■ What you are asked to do
Return the whole listing, line for line, without the pictures in it.

------ Data for this task

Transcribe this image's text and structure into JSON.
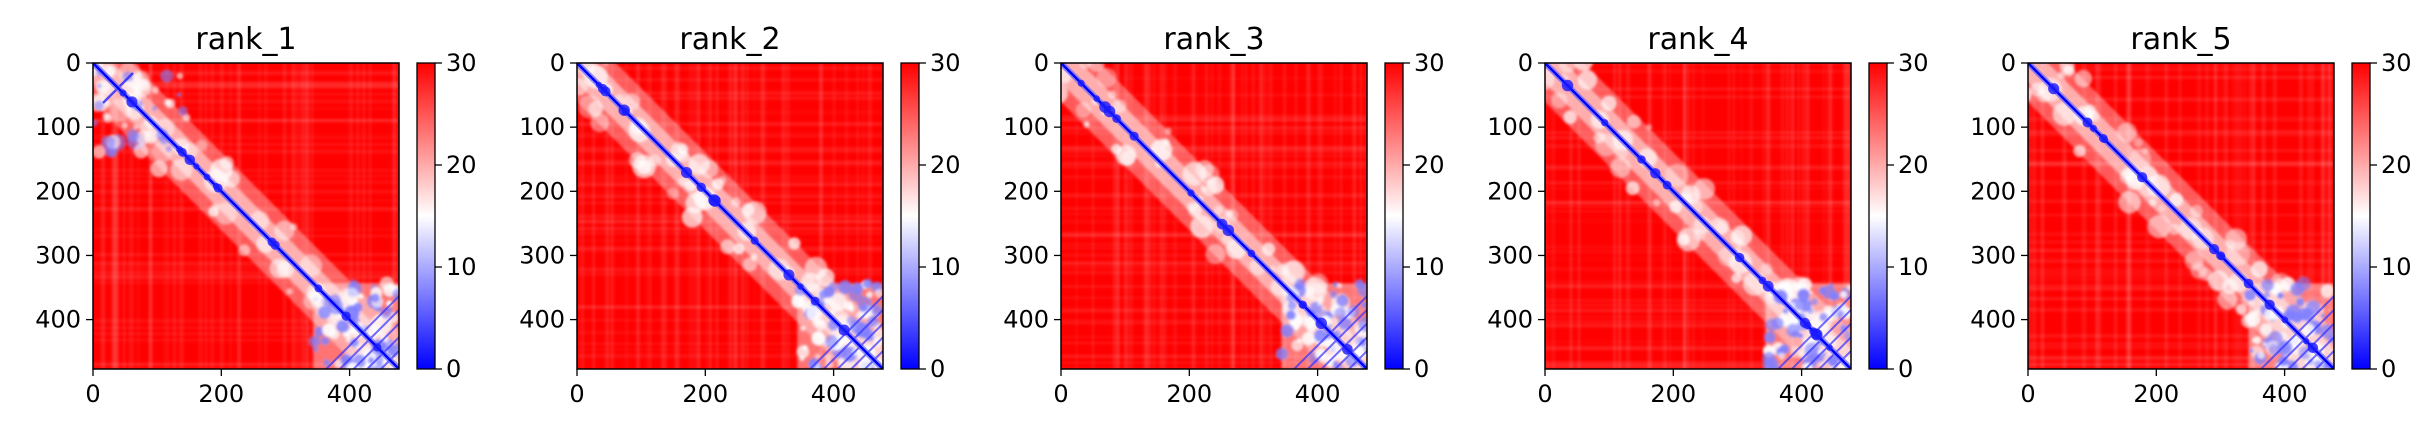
{
  "chart_data": [
    {
      "type": "heatmap",
      "title": "rank_1",
      "xlim": [
        0,
        477
      ],
      "ylim": [
        477,
        0
      ],
      "xticks": [
        "0",
        "200",
        "400"
      ],
      "yticks": [
        "0",
        "100",
        "200",
        "300",
        "400"
      ],
      "colorbar": {
        "range": [
          0,
          30
        ],
        "ticks": [
          "0",
          "10",
          "20",
          "30"
        ],
        "colormap": "bwr"
      }
    },
    {
      "type": "heatmap",
      "title": "rank_2",
      "xlim": [
        0,
        477
      ],
      "ylim": [
        477,
        0
      ],
      "xticks": [
        "0",
        "200",
        "400"
      ],
      "yticks": [
        "0",
        "100",
        "200",
        "300",
        "400"
      ],
      "colorbar": {
        "range": [
          0,
          30
        ],
        "ticks": [
          "0",
          "10",
          "20",
          "30"
        ],
        "colormap": "bwr"
      }
    },
    {
      "type": "heatmap",
      "title": "rank_3",
      "xlim": [
        0,
        477
      ],
      "ylim": [
        477,
        0
      ],
      "xticks": [
        "0",
        "200",
        "400"
      ],
      "yticks": [
        "0",
        "100",
        "200",
        "300",
        "400"
      ],
      "colorbar": {
        "range": [
          0,
          30
        ],
        "ticks": [
          "0",
          "10",
          "20",
          "30"
        ],
        "colormap": "bwr"
      }
    },
    {
      "type": "heatmap",
      "title": "rank_4",
      "xlim": [
        0,
        477
      ],
      "ylim": [
        477,
        0
      ],
      "xticks": [
        "0",
        "200",
        "400"
      ],
      "yticks": [
        "0",
        "100",
        "200",
        "300",
        "400"
      ],
      "colorbar": {
        "range": [
          0,
          30
        ],
        "ticks": [
          "0",
          "10",
          "20",
          "30"
        ],
        "colormap": "bwr"
      }
    },
    {
      "type": "heatmap",
      "title": "rank_5",
      "xlim": [
        0,
        477
      ],
      "ylim": [
        477,
        0
      ],
      "xticks": [
        "0",
        "200",
        "400"
      ],
      "yticks": [
        "0",
        "100",
        "200",
        "300",
        "400"
      ],
      "colorbar": {
        "range": [
          0,
          30
        ],
        "ticks": [
          "0",
          "10",
          "20",
          "30"
        ],
        "colormap": "bwr"
      }
    }
  ],
  "colors": {
    "low": "#0000ff",
    "mid": "#ffffff",
    "high": "#ff0000"
  }
}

------------

■ Exercise output
Transcribe this image's text and structure into JSON.
{
  "chart_data": [
    {
      "type": "heatmap",
      "title": "rank_1",
      "xlim": [
        0,
        477
      ],
      "ylim": [
        477,
        0
      ],
      "xticks": [
        "0",
        "200",
        "400"
      ],
      "yticks": [
        "0",
        "100",
        "200",
        "300",
        "400"
      ],
      "colorbar": {
        "range": [
          0,
          30
        ],
        "ticks": [
          "0",
          "10",
          "20",
          "30"
        ],
        "colormap": "bwr"
      }
    },
    {
      "type": "heatmap",
      "title": "rank_2",
      "xlim": [
        0,
        477
      ],
      "ylim": [
        477,
        0
      ],
      "xticks": [
        "0",
        "200",
        "400"
      ],
      "yticks": [
        "0",
        "100",
        "200",
        "300",
        "400"
      ],
      "colorbar": {
        "range": [
          0,
          30
        ],
        "ticks": [
          "0",
          "10",
          "20",
          "30"
        ],
        "colormap": "bwr"
      }
    },
    {
      "type": "heatmap",
      "title": "rank_3",
      "xlim": [
        0,
        477
      ],
      "ylim": [
        477,
        0
      ],
      "xticks": [
        "0",
        "200",
        "400"
      ],
      "yticks": [
        "0",
        "100",
        "200",
        "300",
        "400"
      ],
      "colorbar": {
        "range": [
          0,
          30
        ],
        "ticks": [
          "0",
          "10",
          "20",
          "30"
        ],
        "colormap": "bwr"
      }
    },
    {
      "type": "heatmap",
      "title": "rank_4",
      "xlim": [
        0,
        477
      ],
      "ylim": [
        477,
        0
      ],
      "xticks": [
        "0",
        "200",
        "400"
      ],
      "yticks": [
        "0",
        "100",
        "200",
        "300",
        "400"
      ],
      "colorbar": {
        "range": [
          0,
          30
        ],
        "ticks": [
          "0",
          "10",
          "20",
          "30"
        ],
        "colormap": "bwr"
      }
    },
    {
      "type": "heatmap",
      "title": "rank_5",
      "xlim": [
        0,
        477
      ],
      "ylim": [
        477,
        0
      ],
      "xticks": [
        "0",
        "200",
        "400"
      ],
      "yticks": [
        "0",
        "100",
        "200",
        "300",
        "400"
      ],
      "colorbar": {
        "range": [
          0,
          30
        ],
        "ticks": [
          "0",
          "10",
          "20",
          "30"
        ],
        "colormap": "bwr"
      }
    }
  ],
  "colors": {
    "low": "#0000ff",
    "mid": "#ffffff",
    "high": "#ff0000"
  }
}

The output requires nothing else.